Express the rows as a numbered list, leaving out blank lines, starting with the row that contains "attribute-value: Max Scherzer" and going on through the row that contains "x-axis-min-handle[interactable] (251, 377, 271, 385)".

** Start **

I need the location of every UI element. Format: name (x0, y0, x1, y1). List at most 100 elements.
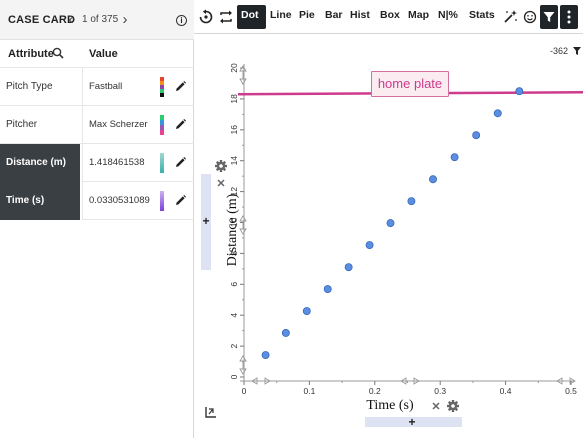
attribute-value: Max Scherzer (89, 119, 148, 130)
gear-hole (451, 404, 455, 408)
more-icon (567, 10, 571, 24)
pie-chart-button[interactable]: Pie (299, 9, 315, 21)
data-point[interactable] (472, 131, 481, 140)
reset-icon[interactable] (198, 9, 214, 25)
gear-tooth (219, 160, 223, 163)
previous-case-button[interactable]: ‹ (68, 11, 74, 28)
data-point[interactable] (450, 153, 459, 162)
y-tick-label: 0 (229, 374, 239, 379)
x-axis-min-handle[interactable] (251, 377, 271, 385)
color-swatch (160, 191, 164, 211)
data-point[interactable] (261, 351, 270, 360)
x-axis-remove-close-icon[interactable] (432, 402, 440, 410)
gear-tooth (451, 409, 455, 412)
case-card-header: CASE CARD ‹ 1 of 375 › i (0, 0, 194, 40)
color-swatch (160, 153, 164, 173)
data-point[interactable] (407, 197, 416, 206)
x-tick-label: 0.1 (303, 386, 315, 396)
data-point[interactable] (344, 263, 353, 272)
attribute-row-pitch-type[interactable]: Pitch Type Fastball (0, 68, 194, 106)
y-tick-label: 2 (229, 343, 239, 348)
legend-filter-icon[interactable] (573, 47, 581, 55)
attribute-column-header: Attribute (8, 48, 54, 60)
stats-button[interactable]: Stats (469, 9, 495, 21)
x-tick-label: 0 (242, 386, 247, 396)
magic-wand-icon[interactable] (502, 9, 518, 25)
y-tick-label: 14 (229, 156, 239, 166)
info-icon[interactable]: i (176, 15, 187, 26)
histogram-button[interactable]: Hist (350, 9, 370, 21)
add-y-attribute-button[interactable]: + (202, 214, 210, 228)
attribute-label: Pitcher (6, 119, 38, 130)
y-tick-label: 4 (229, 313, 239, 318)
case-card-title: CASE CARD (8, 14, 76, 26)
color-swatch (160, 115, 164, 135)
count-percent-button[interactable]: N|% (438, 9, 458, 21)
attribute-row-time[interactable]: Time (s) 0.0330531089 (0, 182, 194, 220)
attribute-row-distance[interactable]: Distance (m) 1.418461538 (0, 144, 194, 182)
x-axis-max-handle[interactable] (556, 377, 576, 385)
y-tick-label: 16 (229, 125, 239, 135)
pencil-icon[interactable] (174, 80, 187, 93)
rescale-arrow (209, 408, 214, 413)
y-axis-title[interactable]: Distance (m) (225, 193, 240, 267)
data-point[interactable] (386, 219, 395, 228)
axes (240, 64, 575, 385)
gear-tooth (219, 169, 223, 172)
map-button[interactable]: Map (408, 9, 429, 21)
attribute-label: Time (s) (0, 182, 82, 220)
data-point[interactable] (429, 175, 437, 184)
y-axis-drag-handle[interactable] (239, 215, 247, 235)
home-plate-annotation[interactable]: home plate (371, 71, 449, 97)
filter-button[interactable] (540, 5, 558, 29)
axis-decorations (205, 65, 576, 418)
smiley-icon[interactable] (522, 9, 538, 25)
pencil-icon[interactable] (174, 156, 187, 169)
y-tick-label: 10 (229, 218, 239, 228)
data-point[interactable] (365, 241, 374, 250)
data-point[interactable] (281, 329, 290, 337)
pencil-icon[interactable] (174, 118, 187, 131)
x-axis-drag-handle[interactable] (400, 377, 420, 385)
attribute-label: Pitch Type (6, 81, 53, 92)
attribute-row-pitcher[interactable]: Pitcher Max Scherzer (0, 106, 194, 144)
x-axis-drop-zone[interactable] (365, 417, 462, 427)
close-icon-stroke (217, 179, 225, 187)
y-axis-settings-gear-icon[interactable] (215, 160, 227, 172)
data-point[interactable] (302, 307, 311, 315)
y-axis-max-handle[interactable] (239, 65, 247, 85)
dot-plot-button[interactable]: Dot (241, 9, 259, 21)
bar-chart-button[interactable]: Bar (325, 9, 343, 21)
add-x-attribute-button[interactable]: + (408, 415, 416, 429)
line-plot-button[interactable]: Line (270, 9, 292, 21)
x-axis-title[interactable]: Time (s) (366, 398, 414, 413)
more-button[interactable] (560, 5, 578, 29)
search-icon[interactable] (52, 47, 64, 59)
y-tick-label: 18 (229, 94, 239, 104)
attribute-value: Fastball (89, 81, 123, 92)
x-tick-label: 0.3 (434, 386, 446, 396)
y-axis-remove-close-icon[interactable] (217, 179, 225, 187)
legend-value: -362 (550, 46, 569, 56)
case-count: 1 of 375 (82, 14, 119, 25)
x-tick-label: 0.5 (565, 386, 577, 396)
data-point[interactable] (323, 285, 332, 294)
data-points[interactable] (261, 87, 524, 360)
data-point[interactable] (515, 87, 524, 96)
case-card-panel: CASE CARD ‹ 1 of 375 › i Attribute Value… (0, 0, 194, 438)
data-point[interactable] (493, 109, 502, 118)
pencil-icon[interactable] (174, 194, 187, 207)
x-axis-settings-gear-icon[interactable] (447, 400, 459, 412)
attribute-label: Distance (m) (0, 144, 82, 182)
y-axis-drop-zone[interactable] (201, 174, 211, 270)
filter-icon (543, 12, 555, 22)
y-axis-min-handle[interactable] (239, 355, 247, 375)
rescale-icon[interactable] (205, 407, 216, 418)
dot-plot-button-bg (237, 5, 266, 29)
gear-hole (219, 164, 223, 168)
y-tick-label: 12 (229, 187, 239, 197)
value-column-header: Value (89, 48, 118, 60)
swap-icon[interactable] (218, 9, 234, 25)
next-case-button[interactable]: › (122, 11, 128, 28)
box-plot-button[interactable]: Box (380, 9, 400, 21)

** End **

The result:
1. attribute-value: Max Scherzer (89, 119, 148, 130)
2. gear-hole (451, 404, 455, 408)
3. more-icon (567, 10, 571, 24)
4. pie-chart-button[interactable]: Pie (299, 9, 315, 21)
5. data-point[interactable] (472, 131, 481, 140)
6. reset-icon[interactable] (198, 9, 214, 25)
7. gear-tooth (219, 160, 223, 163)
8. previous-case-button[interactable]: ‹ (68, 11, 74, 28)
9. data-point[interactable] (450, 153, 459, 162)
10. y-tick-label: 0 (229, 374, 239, 379)
11. x-axis-min-handle[interactable] (251, 377, 271, 385)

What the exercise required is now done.